State how many lines of the entries include the string "只怕辞你一瞥", please, leaving out everything but the number.
- - - - -
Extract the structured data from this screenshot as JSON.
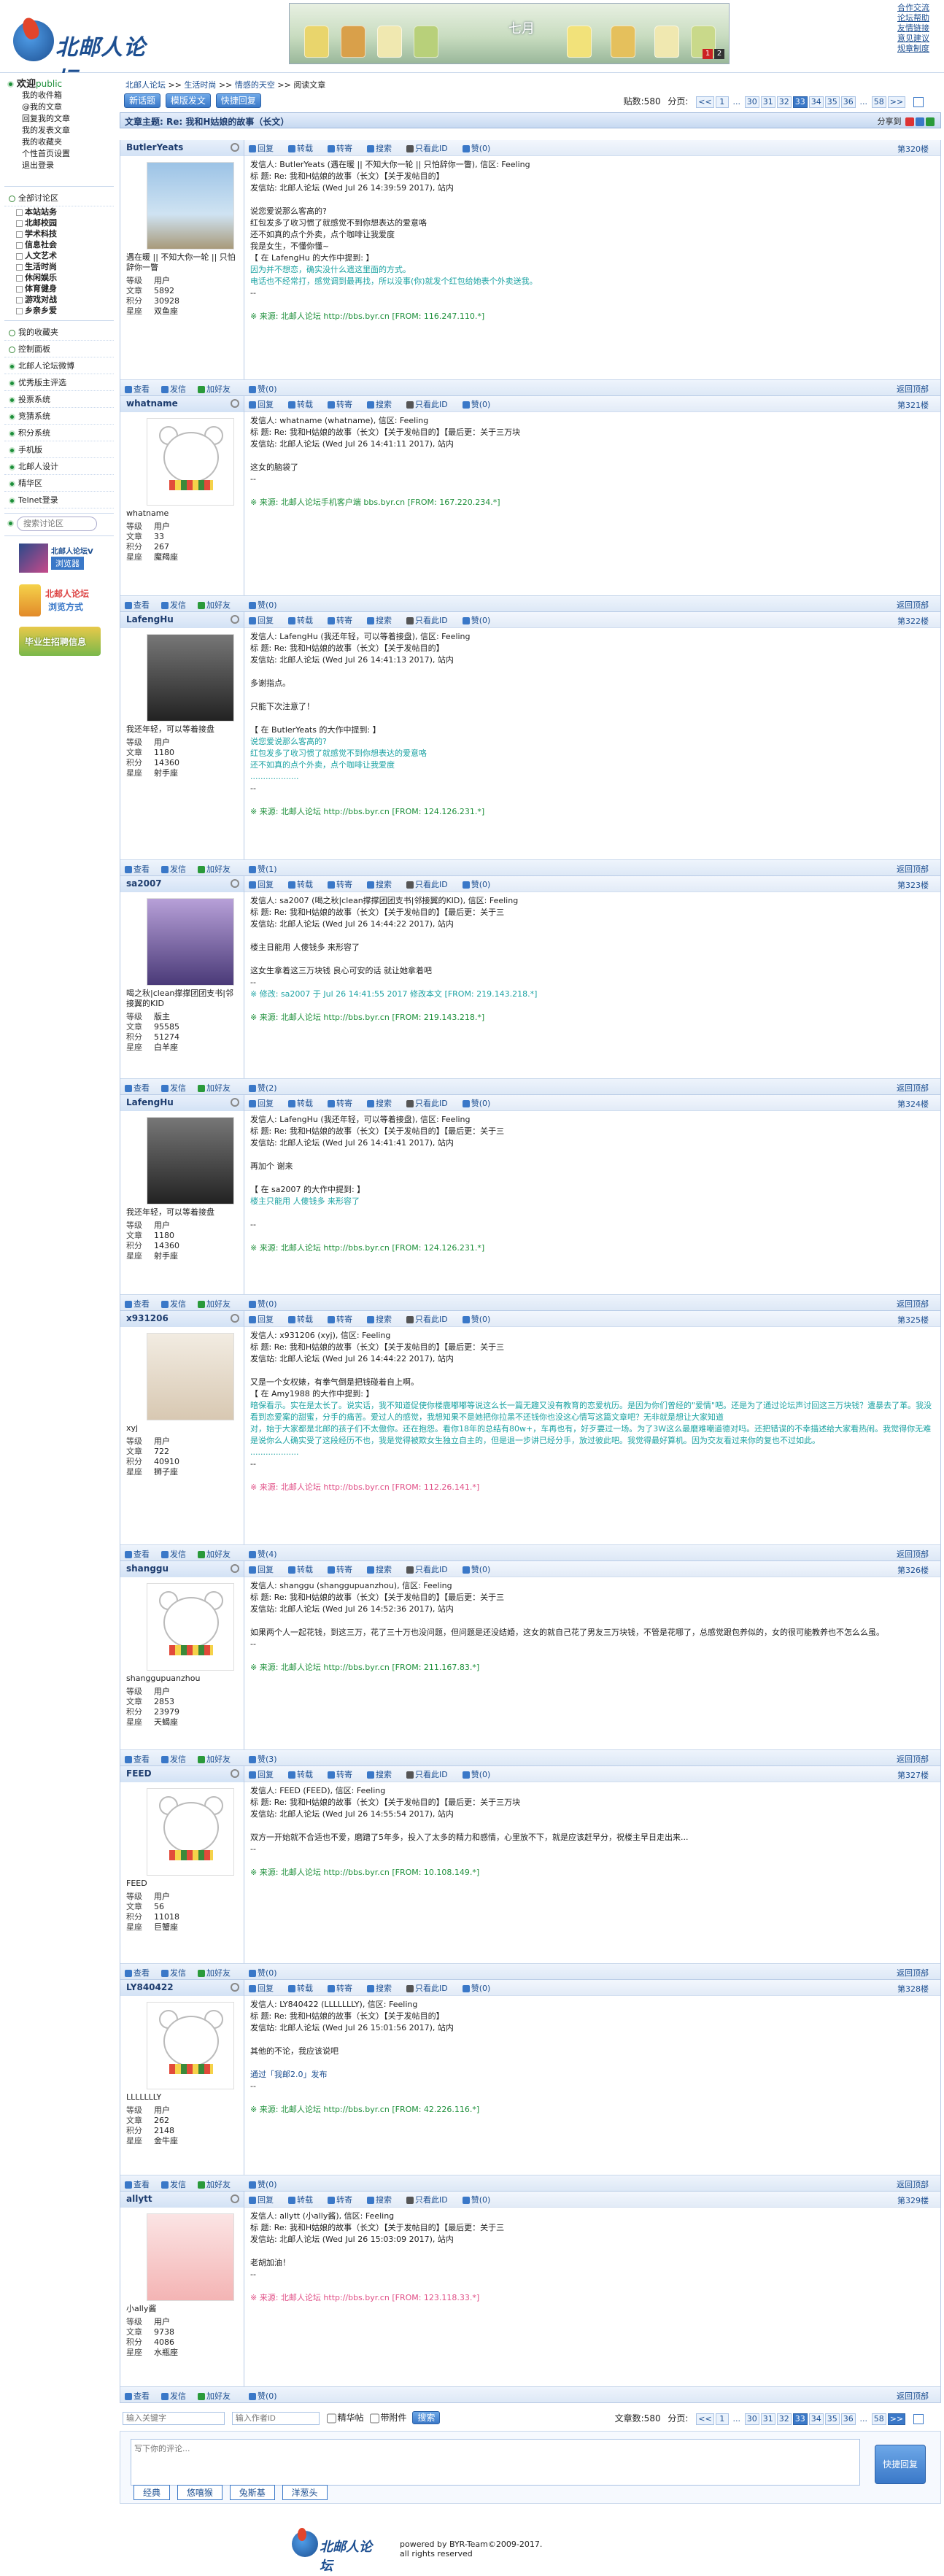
{
  "site": {
    "logo_text": "北邮人论坛"
  },
  "toplinks": [
    "合作交流",
    "论坛帮助",
    "友情链接",
    "意见建议",
    "规章制度"
  ],
  "banner": {
    "text": "七月",
    "nums": [
      "1",
      "2"
    ]
  },
  "sidebar": {
    "welcome": "欢迎",
    "public": "public",
    "user_links": [
      "我的收件箱",
      "@我的文章",
      "回复我的文章",
      "我的发表文章",
      "我的收藏夹",
      "个性首页设置",
      "退出登录"
    ],
    "all_sections": "全部讨论区",
    "sections": [
      "本站站务",
      "北邮校园",
      "学术科技",
      "信息社会",
      "人文艺术",
      "生活时尚",
      "休闲娱乐",
      "体育健身",
      "游戏对战",
      "乡亲乡爱"
    ],
    "items": [
      "我的收藏夹",
      "控制面板",
      "北邮人论坛微博",
      "优秀版主评选",
      "投票系统",
      "竞猜系统",
      "积分系统",
      "手机版",
      "北邮人设计",
      "精华区",
      "Telnet登录"
    ],
    "search_placeholder": "搜索讨论区",
    "promo1": "北邮人论坛V",
    "promo1b": "浏览器",
    "promo2": "北邮人论坛",
    "promo2b": "浏览方式",
    "promo3": "毕业生招聘信息"
  },
  "breadcrumb": [
    "北邮人论坛",
    ">>",
    "生活时尚",
    ">>",
    "情感的天空",
    ">>",
    "阅读文章"
  ],
  "toolbar": {
    "new_post": "新话题",
    "template_post": "模版发文",
    "quick_reply": "快捷回复",
    "post_count_label": "贴数:580",
    "pager_label": "分页:",
    "pages": [
      "<<",
      "1",
      "...",
      "30",
      "31",
      "32",
      "33",
      "34",
      "35",
      "36",
      "...",
      "58",
      ">>"
    ],
    "current": "33"
  },
  "title": "文章主题:  Re: 我和H姑娘的故事（长文）",
  "share_label": "分享到",
  "actions": [
    "回复",
    "转载",
    "转寄",
    "搜索",
    "只看此ID",
    "赞(0)"
  ],
  "foot_actions": [
    "查看",
    "发信",
    "加好友"
  ],
  "back_top": "返回顶部",
  "posts": [
    {
      "user": "ButlerYeats",
      "floor": "第320楼",
      "sig": "遇在暖 || 不知大你一轮 || 只怕辞你一瞥",
      "stats": {
        "等级": "用户",
        "文章": "5892",
        "积分": "30928",
        "星座": "双鱼座"
      },
      "like": "赞(0)",
      "lines": [
        "发信人: ButlerYeats (遇在暖 || 不知大你一轮 || 只怕辞你一瞥), 信区: Feeling",
        "标  题: Re: 我和H姑娘的故事（长文）【关于发帖目的】",
        "发信站: 北邮人论坛 (Wed Jul 26 14:39:59 2017), 站内",
        "",
        "说您爱说那么客高的?",
        "红包发多了收习惯了就感觉不到你想表达的爱意咯",
        "还不如真的点个外卖，点个咖啡让我爱度",
        "我是女生，不懂你懂~",
        "【 在 LafengHu 的大作中提到: 】"
      ],
      "quote": [
        "因为并不想恋，确实没什么遗这里面的方式。",
        "电话也不经常打，感觉调到最再找，所以没事(你)就发个红包给她表个外卖送我。"
      ],
      "after": [
        "--"
      ],
      "src": "※ 来源: 北邮人论坛 http://bbs.byr.cn [FROM: 116.247.110.*]"
    },
    {
      "user": "whatname",
      "floor": "第321楼",
      "sig": "whatname",
      "stats": {
        "等级": "用户",
        "文章": "33",
        "积分": "267",
        "星座": "魔羯座"
      },
      "like": "赞(0)",
      "lines": [
        "发信人: whatname (whatname), 信区: Feeling",
        "标  题: Re: 我和H姑娘的故事（长文）【关于发帖目的】【最后更：关于三万块",
        "发信站: 北邮人论坛 (Wed Jul 26 14:41:11 2017), 站内",
        "",
        "这女的脑袋了",
        "--"
      ],
      "quote": [],
      "after": [],
      "src": "※ 来源: 北邮人论坛手机客户端 bbs.byr.cn [FROM: 167.220.234.*]"
    },
    {
      "user": "LafengHu",
      "floor": "第322楼",
      "sig": "我还年轻，可以等着接盘",
      "stats": {
        "等级": "用户",
        "文章": "1180",
        "积分": "14360",
        "星座": "射手座"
      },
      "like": "赞(1)",
      "lines": [
        "发信人: LafengHu (我还年轻，可以等着接盘), 信区: Feeling",
        "标  题: Re: 我和H姑娘的故事（长文）【关于发帖目的】",
        "发信站: 北邮人论坛 (Wed Jul 26 14:41:13 2017), 站内",
        "",
        "多谢指点。",
        "",
        "只能下次注意了！",
        "",
        "【 在 ButlerYeats 的大作中提到: 】"
      ],
      "quote": [
        "说您爱说那么客高的?",
        "红包发多了收习惯了就感觉不到你想表达的爱意咯",
        "还不如真的点个外卖，点个咖啡让我爱度",
        "..................."
      ],
      "after": [
        "--"
      ],
      "src": "※ 来源: 北邮人论坛 http://bbs.byr.cn [FROM: 124.126.231.*]"
    },
    {
      "user": "sa2007",
      "floor": "第323楼",
      "sig": "喝之秋|clean撑撑团团支书|邻接翼的KID",
      "stats": {
        "等级": "版主",
        "文章": "95585",
        "积分": "51274",
        "星座": "白羊座"
      },
      "like": "赞(2)",
      "lines": [
        "发信人: sa2007 (喝之秋|clean撑撑团团支书|邻接翼的KID), 信区: Feeling",
        "标  题: Re: 我和H姑娘的故事（长文）【关于发帖目的】【最后更：关于三",
        "发信站: 北邮人论坛 (Wed Jul 26 14:44:22 2017), 站内",
        "",
        "楼主日能用  人傻钱多  来形容了",
        "",
        "这女生拿着这三万块钱  良心可安的话  就让她拿着吧",
        "--"
      ],
      "quote": [],
      "after": [],
      "edit": "※ 修改: sa2007 于 Jul 26 14:41:55 2017 修改本文 [FROM: 219.143.218.*]",
      "src": "※ 来源: 北邮人论坛 http://bbs.byr.cn [FROM: 219.143.218.*]"
    },
    {
      "user": "LafengHu",
      "floor": "第324楼",
      "sig": "我还年轻，可以等着接盘",
      "stats": {
        "等级": "用户",
        "文章": "1180",
        "积分": "14360",
        "星座": "射手座"
      },
      "like": "赞(0)",
      "lines": [
        "发信人: LafengHu (我还年轻，可以等着接盘), 信区: Feeling",
        "标  题: Re: 我和H姑娘的故事（长文）【关于发帖目的】【最后更：关于三",
        "发信站: 北邮人论坛 (Wed Jul 26 14:41:41 2017), 站内",
        "",
        "再加个 谢来",
        "",
        "【 在 sa2007 的大作中提到: 】"
      ],
      "quote": [
        "楼主只能用  人傻钱多  来形容了"
      ],
      "after": [
        "",
        "--"
      ],
      "src": "※ 来源: 北邮人论坛 http://bbs.byr.cn [FROM: 124.126.231.*]"
    },
    {
      "user": "x931206",
      "floor": "第325楼",
      "sig": "xyj",
      "stats": {
        "等级": "用户",
        "文章": "722",
        "积分": "40910",
        "星座": "狮子座"
      },
      "like": "赞(4)",
      "lines": [
        "发信人: x931206 (xyj), 信区: Feeling",
        "标  题: Re: 我和H姑娘的故事（长文）【关于发帖目的】【最后更：关于三",
        "发信站: 北邮人论坛 (Wed Jul 26 14:44:22 2017), 站内",
        "",
        "又是一个女权婊，有拳气倒是把钱碰着自上啊。",
        "【 在 Amy1988 的大作中提到: 】"
      ],
      "quote": [
        "暗保看示。实在是太长了。说实话，我不知道促使你楼鹿嘟嘟等说这么长一篇无趣又没有教育的恋爱杭历。是因为你们曾经的\"爱情\"吧。还是为了通过论坛声讨回这三万块钱？遭暴去了革。我没看到恋爱案的甜蜜，分手的痛苦。爱过人的感觉，我想知果不是她把你拉黑不还钱你也没这心情写这篇文章吧？无非就是想让大家知道",
        "对，始于大家都是北邮的孩子们不太傲你。还在抱怨。看你18年的总结有80w+，车再也有，好歹要过一场。为了3W这么最磨难嘲道德对吗。还把错误的不幸描述给大家看热闹。我觉得你无难是说你么人确实受了这段经历不也，我是觉得被欺女生独立自主的，但是退一步讲已经分手，放过彼此吧。我觉得最好算机。因为交友看过来你的复也不过如此。",
        "..................."
      ],
      "after": [
        "--"
      ],
      "src": "※ 来源: 北邮人论坛 http://bbs.byr.cn [FROM: 112.26.141.*]",
      "pink": true
    },
    {
      "user": "shanggu",
      "floor": "第326楼",
      "sig": "shanggupuanzhou",
      "stats": {
        "等级": "用户",
        "文章": "2853",
        "积分": "23979",
        "星座": "天蝎座"
      },
      "like": "赞(3)",
      "lines": [
        "发信人: shanggu (shanggupuanzhou), 信区: Feeling",
        "标  题: Re: 我和H姑娘的故事（长文）【关于发帖目的】【最后更：关于三",
        "发信站: 北邮人论坛 (Wed Jul 26 14:52:36 2017), 站内",
        "",
        "如果两个人一起花钱，到这三万，花了三十万也没问题，但问题是还没结婚，这女的就自己花了男友三万块钱，不管是花哪了，总感觉跟包养似的，女的很可能教养也不怎么么虽。",
        "--"
      ],
      "quote": [],
      "after": [],
      "src": "※ 来源: 北邮人论坛 http://bbs.byr.cn [FROM: 211.167.83.*]"
    },
    {
      "user": "FEED",
      "floor": "第327楼",
      "sig": "FEED",
      "stats": {
        "等级": "用户",
        "文章": "56",
        "积分": "11018",
        "星座": "巨蟹座"
      },
      "like": "赞(0)",
      "lines": [
        "发信人: FEED (FEED), 信区: Feeling",
        "标  题: Re: 我和H姑娘的故事（长文）【关于发帖目的】【最后更：关于三万块",
        "发信站: 北邮人论坛 (Wed Jul 26 14:55:54 2017), 站内",
        "",
        "双方一开始就不合适也不爱，磨蹭了5年多，投入了太多的精力和感情，心里放不下，就是应该赶早分，祝楼主早日走出来...",
        "--"
      ],
      "quote": [],
      "after": [],
      "src": "※ 来源: 北邮人论坛 http://bbs.byr.cn [FROM: 10.108.149.*]"
    },
    {
      "user": "LY840422",
      "floor": "第328楼",
      "sig": "LLLLLLLY",
      "stats": {
        "等级": "用户",
        "文章": "262",
        "积分": "2148",
        "星座": "金牛座"
      },
      "like": "赞(0)",
      "lines": [
        "发信人: LY840422 (LLLLLLLY), 信区: Feeling",
        "标  题: Re: 我和H姑娘的故事（长文）【关于发帖目的】",
        "发信站: 北邮人论坛 (Wed Jul 26 15:01:56 2017), 站内",
        "",
        "其他的不论，我应该说吧",
        "",
        "通过「我邮2.0」发布",
        "--"
      ],
      "quote": [],
      "after": [],
      "src": "※ 来源: 北邮人论坛 http://bbs.byr.cn [FROM: 42.226.116.*]"
    },
    {
      "user": "allytt",
      "floor": "第329楼",
      "sig": "小ally酱",
      "stats": {
        "等级": "用户",
        "文章": "9738",
        "积分": "4086",
        "星座": "水瓶座"
      },
      "like": "赞(0)",
      "lines": [
        "发信人: allytt (小ally酱), 信区: Feeling",
        "标  题: Re: 我和H姑娘的故事（长文）【关于发帖目的】【最后更：关于三",
        "发信站: 北邮人论坛 (Wed Jul 26 15:03:09 2017), 站内",
        "",
        "老胡加油！",
        "--"
      ],
      "quote": [],
      "after": [],
      "src": "※ 来源: 北邮人论坛 http://bbs.byr.cn [FROM: 123.118.33.*]",
      "pink": true
    }
  ],
  "bottom": {
    "search_user_placeholder": "输入关键字",
    "search_id_placeholder": "输入作者ID",
    "opt1": "精华帖",
    "opt2": "带附件",
    "search_btn": "搜索",
    "post_count_label": "文章数:580",
    "pager_label": "分页:"
  },
  "reply": {
    "placeholder": "写下你的评论...",
    "send": "快捷回复",
    "emos": [
      "经典",
      "悠嘻猴",
      "兔斯基",
      "洋葱头"
    ]
  },
  "footer": {
    "line1": "powered by BYR-Team©2009-2017.",
    "line2": "all rights reserved"
  },
  "colors": {
    "accent": "#3a78c8",
    "link": "#1d4f91",
    "source_green": "#1d8f3a",
    "quote_teal": "#1ca3a3"
  }
}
- - - - -
Written reply
2